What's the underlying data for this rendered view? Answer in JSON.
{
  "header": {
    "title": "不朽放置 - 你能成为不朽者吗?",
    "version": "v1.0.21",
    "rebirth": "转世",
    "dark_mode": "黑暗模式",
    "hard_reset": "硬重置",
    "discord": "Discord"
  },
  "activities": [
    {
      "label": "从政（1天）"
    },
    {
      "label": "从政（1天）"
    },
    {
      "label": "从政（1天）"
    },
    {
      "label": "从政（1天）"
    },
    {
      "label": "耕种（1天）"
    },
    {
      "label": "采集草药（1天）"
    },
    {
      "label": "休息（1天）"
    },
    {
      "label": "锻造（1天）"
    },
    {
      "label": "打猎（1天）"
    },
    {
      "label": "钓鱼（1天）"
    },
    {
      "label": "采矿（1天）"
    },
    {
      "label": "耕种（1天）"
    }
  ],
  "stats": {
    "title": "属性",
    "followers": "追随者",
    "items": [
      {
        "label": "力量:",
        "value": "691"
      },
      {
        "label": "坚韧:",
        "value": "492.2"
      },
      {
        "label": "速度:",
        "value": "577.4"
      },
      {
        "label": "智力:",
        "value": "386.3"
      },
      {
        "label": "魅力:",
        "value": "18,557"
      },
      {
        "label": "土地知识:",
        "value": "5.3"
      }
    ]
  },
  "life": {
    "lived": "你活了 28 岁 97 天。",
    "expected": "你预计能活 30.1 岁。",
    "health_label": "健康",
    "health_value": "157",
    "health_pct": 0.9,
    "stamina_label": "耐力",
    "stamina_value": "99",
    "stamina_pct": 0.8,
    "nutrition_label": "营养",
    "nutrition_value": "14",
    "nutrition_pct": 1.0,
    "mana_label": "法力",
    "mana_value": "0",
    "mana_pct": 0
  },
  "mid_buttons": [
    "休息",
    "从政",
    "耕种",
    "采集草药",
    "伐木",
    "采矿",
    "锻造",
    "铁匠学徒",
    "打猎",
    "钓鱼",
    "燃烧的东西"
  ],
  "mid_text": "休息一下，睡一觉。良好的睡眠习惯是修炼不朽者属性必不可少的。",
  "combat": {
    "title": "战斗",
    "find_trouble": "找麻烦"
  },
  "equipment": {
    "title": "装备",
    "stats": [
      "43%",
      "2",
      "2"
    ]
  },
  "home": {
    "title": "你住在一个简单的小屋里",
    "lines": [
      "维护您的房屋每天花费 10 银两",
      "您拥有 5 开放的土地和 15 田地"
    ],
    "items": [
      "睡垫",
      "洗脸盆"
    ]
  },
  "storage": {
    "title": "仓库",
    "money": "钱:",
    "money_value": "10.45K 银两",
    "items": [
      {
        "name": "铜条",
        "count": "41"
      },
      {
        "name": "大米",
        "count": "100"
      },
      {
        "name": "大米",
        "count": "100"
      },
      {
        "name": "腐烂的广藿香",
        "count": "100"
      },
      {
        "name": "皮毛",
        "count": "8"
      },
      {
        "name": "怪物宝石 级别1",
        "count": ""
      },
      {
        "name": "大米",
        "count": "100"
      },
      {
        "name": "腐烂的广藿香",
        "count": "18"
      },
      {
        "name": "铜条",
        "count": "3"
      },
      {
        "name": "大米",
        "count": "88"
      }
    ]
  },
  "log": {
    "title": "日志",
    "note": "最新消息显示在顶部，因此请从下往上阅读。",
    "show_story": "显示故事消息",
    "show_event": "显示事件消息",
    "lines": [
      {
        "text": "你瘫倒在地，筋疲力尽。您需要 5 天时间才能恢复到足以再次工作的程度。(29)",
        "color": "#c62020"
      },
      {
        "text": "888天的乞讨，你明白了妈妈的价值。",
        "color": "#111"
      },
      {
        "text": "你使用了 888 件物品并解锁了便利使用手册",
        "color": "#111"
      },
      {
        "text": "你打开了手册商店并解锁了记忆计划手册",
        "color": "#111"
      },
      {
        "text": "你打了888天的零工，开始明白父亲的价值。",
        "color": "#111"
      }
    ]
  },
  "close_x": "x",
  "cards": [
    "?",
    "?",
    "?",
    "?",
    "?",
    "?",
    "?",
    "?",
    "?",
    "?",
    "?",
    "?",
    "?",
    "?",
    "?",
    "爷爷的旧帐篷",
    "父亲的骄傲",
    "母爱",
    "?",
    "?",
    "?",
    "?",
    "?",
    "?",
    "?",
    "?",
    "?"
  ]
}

▸ **JOB**: Return every entry exactly as given.

▸ **CORRECT RESULT**:
What's the underlying data for this rendered view? Answer in JSON.
{
  "header": {
    "title": "不朽放置 - 你能成为不朽者吗?",
    "version": "v1.0.21",
    "rebirth": "转世",
    "dark_mode": "黑暗模式",
    "hard_reset": "硬重置",
    "discord": "Discord"
  },
  "activities": [
    {
      "label": "从政（1天）"
    },
    {
      "label": "从政（1天）"
    },
    {
      "label": "从政（1天）"
    },
    {
      "label": "从政（1天）"
    },
    {
      "label": "耕种（1天）"
    },
    {
      "label": "采集草药（1天）"
    },
    {
      "label": "休息（1天）"
    },
    {
      "label": "锻造（1天）"
    },
    {
      "label": "打猎（1天）"
    },
    {
      "label": "钓鱼（1天）"
    },
    {
      "label": "采矿（1天）"
    },
    {
      "label": "耕种（1天）"
    }
  ],
  "stats": {
    "title": "属性",
    "followers": "追随者",
    "items": [
      {
        "label": "力量:",
        "value": "691"
      },
      {
        "label": "坚韧:",
        "value": "492.2"
      },
      {
        "label": "速度:",
        "value": "577.4"
      },
      {
        "label": "智力:",
        "value": "386.3"
      },
      {
        "label": "魅力:",
        "value": "18,557"
      },
      {
        "label": "土地知识:",
        "value": "5.3"
      }
    ]
  },
  "life": {
    "lived": "你活了 28 岁 97 天。",
    "expected": "你预计能活 30.1 岁。",
    "health_label": "健康",
    "health_value": "157",
    "health_pct": 0.9,
    "stamina_label": "耐力",
    "stamina_value": "99",
    "stamina_pct": 0.8,
    "nutrition_label": "营养",
    "nutrition_value": "14",
    "nutrition_pct": 1.0,
    "mana_label": "法力",
    "mana_value": "0",
    "mana_pct": 0
  },
  "mid_buttons": [
    "休息",
    "从政",
    "耕种",
    "采集草药",
    "伐木",
    "采矿",
    "锻造",
    "铁匠学徒",
    "打猎",
    "钓鱼",
    "燃烧的东西"
  ],
  "mid_text": "休息一下，睡一觉。良好的睡眠习惯是修炼不朽者属性必不可少的。",
  "combat": {
    "title": "战斗",
    "find_trouble": "找麻烦"
  },
  "equipment": {
    "title": "装备",
    "stats": [
      "43%",
      "2",
      "2"
    ]
  },
  "home": {
    "title": "你住在一个简单的小屋里",
    "lines": [
      "维护您的房屋每天花费 10 银两",
      "您拥有 5 开放的土地和 15 田地"
    ],
    "items": [
      "睡垫",
      "洗脸盆"
    ]
  },
  "storage": {
    "title": "仓库",
    "money": "钱:",
    "money_value": "10.45K 银两",
    "items": [
      {
        "name": "铜条",
        "count": "41"
      },
      {
        "name": "大米",
        "count": "100"
      },
      {
        "name": "大米",
        "count": "100"
      },
      {
        "name": "腐烂的广藿香",
        "count": "100"
      },
      {
        "name": "皮毛",
        "count": "8"
      },
      {
        "name": "怪物宝石 级别1",
        "count": ""
      },
      {
        "name": "大米",
        "count": "100"
      },
      {
        "name": "腐烂的广藿香",
        "count": "18"
      },
      {
        "name": "铜条",
        "count": "3"
      },
      {
        "name": "大米",
        "count": "88"
      }
    ]
  },
  "log": {
    "title": "日志",
    "note": "最新消息显示在顶部，因此请从下往上阅读。",
    "show_story": "显示故事消息",
    "show_event": "显示事件消息",
    "lines": [
      {
        "text": "你瘫倒在地，筋疲力尽。您需要 5 天时间才能恢复到足以再次工作的程度。(29)",
        "color": "#c62020"
      },
      {
        "text": "888天的乞讨，你明白了妈妈的价值。",
        "color": "#111"
      },
      {
        "text": "你使用了 888 件物品并解锁了便利使用手册",
        "color": "#111"
      },
      {
        "text": "你打开了手册商店并解锁了记忆计划手册",
        "color": "#111"
      },
      {
        "text": "你打了888天的零工，开始明白父亲的价值。",
        "color": "#111"
      }
    ]
  },
  "close_x": "x",
  "cards": [
    "?",
    "?",
    "?",
    "?",
    "?",
    "?",
    "?",
    "?",
    "?",
    "?",
    "?",
    "?",
    "?",
    "?",
    "?",
    "爷爷的旧帐篷",
    "父亲的骄傲",
    "母爱",
    "?",
    "?",
    "?",
    "?",
    "?",
    "?",
    "?",
    "?",
    "?"
  ]
}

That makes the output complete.